Avalanche of data

Book review: ‘The Art of Statistics: Learning from Data’ by David Spiegelhalter

Image credit: Dreamstime

A lesson in how to distinguish the good numbers from the bad and the ugly.

For an example of how numbers can be used to mislead and lead a country into chaos, one need look no further than Vote Leave’s Brexit campaign and its notorious red bus carrying the message: “We send the EU £350 million a week; let’s fund the NHS instead”. The UK Office of National Statistics later judged that the claim was "misleading and undermined trust in official statistics," but it nevertheless helped to muddle voter trust as part of a number-driven disinformation campaign whose consequences reverberate to this day.

With ‘The Art of Statistics: Learning from Data’ (Pelican, £16.99, ISBN 9780241398630), British statistician David Spiegelhalter comes to the rescue in an attempt to head off similar ‘number abuse’ in future lobbying exercises.

● INSTRUCTIONS
**a.** In the entries, reproduce the stretch from the line containing "popular-item[interactable]: 6. S-Oil" through the line containing "breadth-count[interactable]: 154 (285, 532, 315, 550)", including both of those lines.
**b.** Write a continuation of the review of the statistics book, picking up after its final sentence.
The review and the entries that follow it have no connection to each other.

● EXTRACTED MATERIAL
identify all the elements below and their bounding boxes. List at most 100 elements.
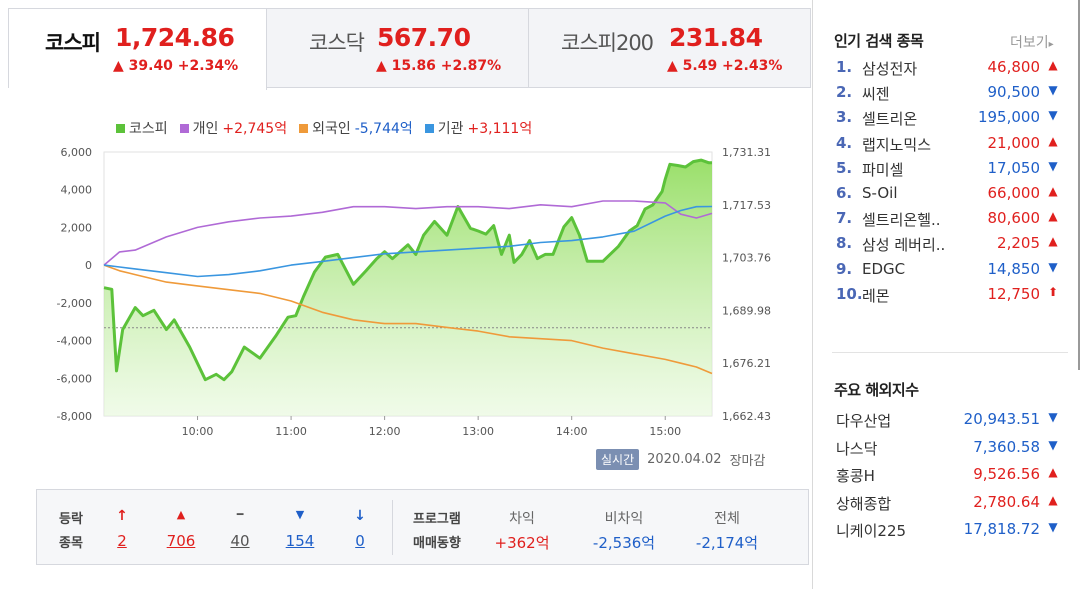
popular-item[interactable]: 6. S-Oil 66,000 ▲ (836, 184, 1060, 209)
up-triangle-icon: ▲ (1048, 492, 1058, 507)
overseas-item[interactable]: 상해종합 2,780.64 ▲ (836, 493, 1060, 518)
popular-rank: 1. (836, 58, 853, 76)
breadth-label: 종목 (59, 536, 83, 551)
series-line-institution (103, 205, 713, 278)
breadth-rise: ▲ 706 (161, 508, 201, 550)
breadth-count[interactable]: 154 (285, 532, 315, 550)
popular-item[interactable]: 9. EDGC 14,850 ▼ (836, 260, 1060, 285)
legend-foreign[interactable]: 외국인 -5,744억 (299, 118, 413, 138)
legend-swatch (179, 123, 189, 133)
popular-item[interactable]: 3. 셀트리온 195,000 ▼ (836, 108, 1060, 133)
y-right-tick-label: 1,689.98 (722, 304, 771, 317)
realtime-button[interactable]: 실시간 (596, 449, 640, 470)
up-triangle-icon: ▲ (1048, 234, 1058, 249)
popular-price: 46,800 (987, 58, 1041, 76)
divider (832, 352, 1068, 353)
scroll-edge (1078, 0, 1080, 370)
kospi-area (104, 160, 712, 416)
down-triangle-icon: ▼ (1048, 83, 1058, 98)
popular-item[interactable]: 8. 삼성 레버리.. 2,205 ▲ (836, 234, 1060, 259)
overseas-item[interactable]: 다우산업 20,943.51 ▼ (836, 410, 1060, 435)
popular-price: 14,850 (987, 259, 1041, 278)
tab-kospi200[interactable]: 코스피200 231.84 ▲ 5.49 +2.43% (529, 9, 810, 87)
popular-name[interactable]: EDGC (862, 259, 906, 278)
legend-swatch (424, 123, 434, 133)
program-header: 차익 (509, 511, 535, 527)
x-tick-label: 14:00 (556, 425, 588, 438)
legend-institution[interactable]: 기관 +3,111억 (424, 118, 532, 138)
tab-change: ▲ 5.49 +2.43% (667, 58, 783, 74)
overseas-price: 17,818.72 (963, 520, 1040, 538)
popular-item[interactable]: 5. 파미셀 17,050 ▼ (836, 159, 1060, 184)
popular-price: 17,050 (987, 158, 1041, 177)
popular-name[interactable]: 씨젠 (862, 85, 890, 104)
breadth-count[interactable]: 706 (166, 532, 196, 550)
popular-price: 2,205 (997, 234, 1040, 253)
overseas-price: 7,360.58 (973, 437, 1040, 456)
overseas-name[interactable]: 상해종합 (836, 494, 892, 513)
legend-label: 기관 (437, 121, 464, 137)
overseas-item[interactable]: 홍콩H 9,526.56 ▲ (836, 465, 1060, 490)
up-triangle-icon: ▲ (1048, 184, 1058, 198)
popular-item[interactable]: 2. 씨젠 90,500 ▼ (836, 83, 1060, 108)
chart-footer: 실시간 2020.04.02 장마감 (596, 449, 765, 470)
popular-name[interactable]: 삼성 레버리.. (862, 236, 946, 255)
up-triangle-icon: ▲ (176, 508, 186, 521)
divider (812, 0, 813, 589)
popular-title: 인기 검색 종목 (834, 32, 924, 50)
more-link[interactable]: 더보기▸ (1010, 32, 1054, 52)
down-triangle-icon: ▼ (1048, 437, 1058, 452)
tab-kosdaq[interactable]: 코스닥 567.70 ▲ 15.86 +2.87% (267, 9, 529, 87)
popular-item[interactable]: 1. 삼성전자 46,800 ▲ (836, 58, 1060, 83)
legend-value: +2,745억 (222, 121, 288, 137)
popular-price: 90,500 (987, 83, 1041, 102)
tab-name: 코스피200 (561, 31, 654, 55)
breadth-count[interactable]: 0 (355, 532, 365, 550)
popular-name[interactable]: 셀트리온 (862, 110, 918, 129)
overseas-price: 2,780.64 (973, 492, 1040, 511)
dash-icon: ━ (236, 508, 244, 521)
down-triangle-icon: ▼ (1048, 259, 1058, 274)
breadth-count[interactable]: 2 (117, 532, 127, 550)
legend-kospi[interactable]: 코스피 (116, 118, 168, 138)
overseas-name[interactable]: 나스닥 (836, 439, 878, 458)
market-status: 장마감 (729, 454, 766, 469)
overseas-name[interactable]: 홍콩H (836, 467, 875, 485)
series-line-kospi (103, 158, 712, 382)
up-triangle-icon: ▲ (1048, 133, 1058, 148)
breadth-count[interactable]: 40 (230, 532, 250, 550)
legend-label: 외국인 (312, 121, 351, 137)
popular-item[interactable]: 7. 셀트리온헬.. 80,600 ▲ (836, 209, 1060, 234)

● PER-TASK OUTPUTS
**a.**
popular-item[interactable]: 6. S-Oil 66,000 ▲ (836, 184, 1060, 209)
up-triangle-icon: ▲ (1048, 492, 1058, 507)
overseas-item[interactable]: 상해종합 2,780.64 ▲ (836, 493, 1060, 518)
popular-rank: 1. (836, 58, 853, 76)
breadth-label: 종목 (59, 536, 83, 551)
series-line-institution (103, 205, 713, 278)
breadth-rise: ▲ 706 (161, 508, 201, 550)
breadth-count[interactable]: 154 (285, 532, 315, 550)

**b.**
Spiegelhalter, chair of the Winton Centre of Risk and Evidence Communication in the Statistical Laboratory at the University of Cambridge, aims to help non-statisticians gain trust in their own abilities to investigate data by teaching how sound statistics really works and how readers can tell the good from the bad and the ugly. His mission is to teach laypeople - especially those who may have despised statistics back in school - how to rekindle their fervour for the martial arts to analyse and communicate data.

Although intended for a general readership, the result doesn’t just scratch the surface of the subject. Despite dodging the math-bullets as far as possible, Spiegelhalter descends the rabbit hole to a remarkable depth. All too aware from teaching statistics at university that it can be dull, he insists that it is more than “esoteric formula with which generations of students have struggled”. His novel technique for avoiding boredom on the path to becoming a data detective is the Problem, Plan, Data, Analysis, Conclusion, or PPDAC, problem solving circle. A new and fresh idea that both students and teachers can pick up, it “underscores that formal techniques for statistical analysis play only one part of a statistician and data scientist”.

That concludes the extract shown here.